Requirements:
All of the entries need to be written out again, exactly as they are.

Records to process:
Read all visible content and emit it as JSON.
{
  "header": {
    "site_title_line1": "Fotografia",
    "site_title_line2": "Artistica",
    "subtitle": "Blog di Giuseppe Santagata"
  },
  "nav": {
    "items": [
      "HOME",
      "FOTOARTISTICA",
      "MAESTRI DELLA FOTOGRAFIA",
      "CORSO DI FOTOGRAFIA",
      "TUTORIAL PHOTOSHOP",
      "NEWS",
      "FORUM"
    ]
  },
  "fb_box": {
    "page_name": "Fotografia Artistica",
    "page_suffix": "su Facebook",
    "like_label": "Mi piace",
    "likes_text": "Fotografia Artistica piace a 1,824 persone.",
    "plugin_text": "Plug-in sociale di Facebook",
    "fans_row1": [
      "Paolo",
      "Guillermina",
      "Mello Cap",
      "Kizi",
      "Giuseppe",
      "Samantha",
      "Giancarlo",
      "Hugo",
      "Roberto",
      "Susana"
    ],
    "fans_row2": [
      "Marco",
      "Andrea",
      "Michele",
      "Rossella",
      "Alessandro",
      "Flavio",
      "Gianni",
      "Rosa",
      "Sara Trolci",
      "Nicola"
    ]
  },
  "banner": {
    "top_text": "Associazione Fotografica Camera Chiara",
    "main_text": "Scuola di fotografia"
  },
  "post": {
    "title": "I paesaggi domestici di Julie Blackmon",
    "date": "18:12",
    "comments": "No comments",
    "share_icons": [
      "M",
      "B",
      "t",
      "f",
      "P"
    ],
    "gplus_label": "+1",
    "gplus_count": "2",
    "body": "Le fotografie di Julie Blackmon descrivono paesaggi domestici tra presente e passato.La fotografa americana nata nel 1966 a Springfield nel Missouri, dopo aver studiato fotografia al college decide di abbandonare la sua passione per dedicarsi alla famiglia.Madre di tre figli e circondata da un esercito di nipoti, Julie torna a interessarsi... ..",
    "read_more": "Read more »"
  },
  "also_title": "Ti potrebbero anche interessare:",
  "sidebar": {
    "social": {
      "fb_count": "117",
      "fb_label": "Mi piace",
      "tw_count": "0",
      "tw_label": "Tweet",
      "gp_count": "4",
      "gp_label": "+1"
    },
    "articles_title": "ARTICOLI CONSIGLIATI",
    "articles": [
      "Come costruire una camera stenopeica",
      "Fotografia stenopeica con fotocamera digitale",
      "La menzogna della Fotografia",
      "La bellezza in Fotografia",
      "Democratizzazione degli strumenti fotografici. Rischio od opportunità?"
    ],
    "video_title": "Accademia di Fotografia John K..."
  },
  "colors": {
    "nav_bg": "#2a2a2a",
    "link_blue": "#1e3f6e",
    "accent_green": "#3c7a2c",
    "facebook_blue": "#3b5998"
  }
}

Answer to the problem:
Read all visible content and emit it as JSON.
{
  "header": {
    "site_title_line1": "Fotografia",
    "site_title_line2": "Artistica",
    "subtitle": "Blog di Giuseppe Santagata"
  },
  "nav": {
    "items": [
      "HOME",
      "FOTOARTISTICA",
      "MAESTRI DELLA FOTOGRAFIA",
      "CORSO DI FOTOGRAFIA",
      "TUTORIAL PHOTOSHOP",
      "NEWS",
      "FORUM"
    ]
  },
  "fb_box": {
    "page_name": "Fotografia Artistica",
    "page_suffix": "su Facebook",
    "like_label": "Mi piace",
    "likes_text": "Fotografia Artistica piace a 1,824 persone.",
    "plugin_text": "Plug-in sociale di Facebook",
    "fans_row1": [
      "Paolo",
      "Guillermina",
      "Mello Cap",
      "Kizi",
      "Giuseppe",
      "Samantha",
      "Giancarlo",
      "Hugo",
      "Roberto",
      "Susana"
    ],
    "fans_row2": [
      "Marco",
      "Andrea",
      "Michele",
      "Rossella",
      "Alessandro",
      "Flavio",
      "Gianni",
      "Rosa",
      "Sara Trolci",
      "Nicola"
    ]
  },
  "banner": {
    "top_text": "Associazione Fotografica Camera Chiara",
    "main_text": "Scuola di fotografia"
  },
  "post": {
    "title": "I paesaggi domestici di Julie Blackmon",
    "date": "18:12",
    "comments": "No comments",
    "share_icons": [
      "M",
      "B",
      "t",
      "f",
      "P"
    ],
    "gplus_label": "+1",
    "gplus_count": "2",
    "body": "Le fotografie di Julie Blackmon descrivono paesaggi domestici tra presente e passato.La fotografa americana nata nel 1966 a Springfield nel Missouri, dopo aver studiato fotografia al college decide di abbandonare la sua passione per dedicarsi alla famiglia.Madre di tre figli e circondata da un esercito di nipoti, Julie torna a interessarsi... ..",
    "read_more": "Read more »"
  },
  "also_title": "Ti potrebbero anche interessare:",
  "sidebar": {
    "social": {
      "fb_count": "117",
      "fb_label": "Mi piace",
      "tw_count": "0",
      "tw_label": "Tweet",
      "gp_count": "4",
      "gp_label": "+1"
    },
    "articles_title": "ARTICOLI CONSIGLIATI",
    "articles": [
      "Come costruire una camera stenopeica",
      "Fotografia stenopeica con fotocamera digitale",
      "La menzogna della Fotografia",
      "La bellezza in Fotografia",
      "Democratizzazione degli strumenti fotografici. Rischio od opportunità?"
    ],
    "video_title": "Accademia di Fotografia John K..."
  },
  "colors": {
    "nav_bg": "#2a2a2a",
    "link_blue": "#1e3f6e",
    "accent_green": "#3c7a2c",
    "facebook_blue": "#3b5998"
  }
}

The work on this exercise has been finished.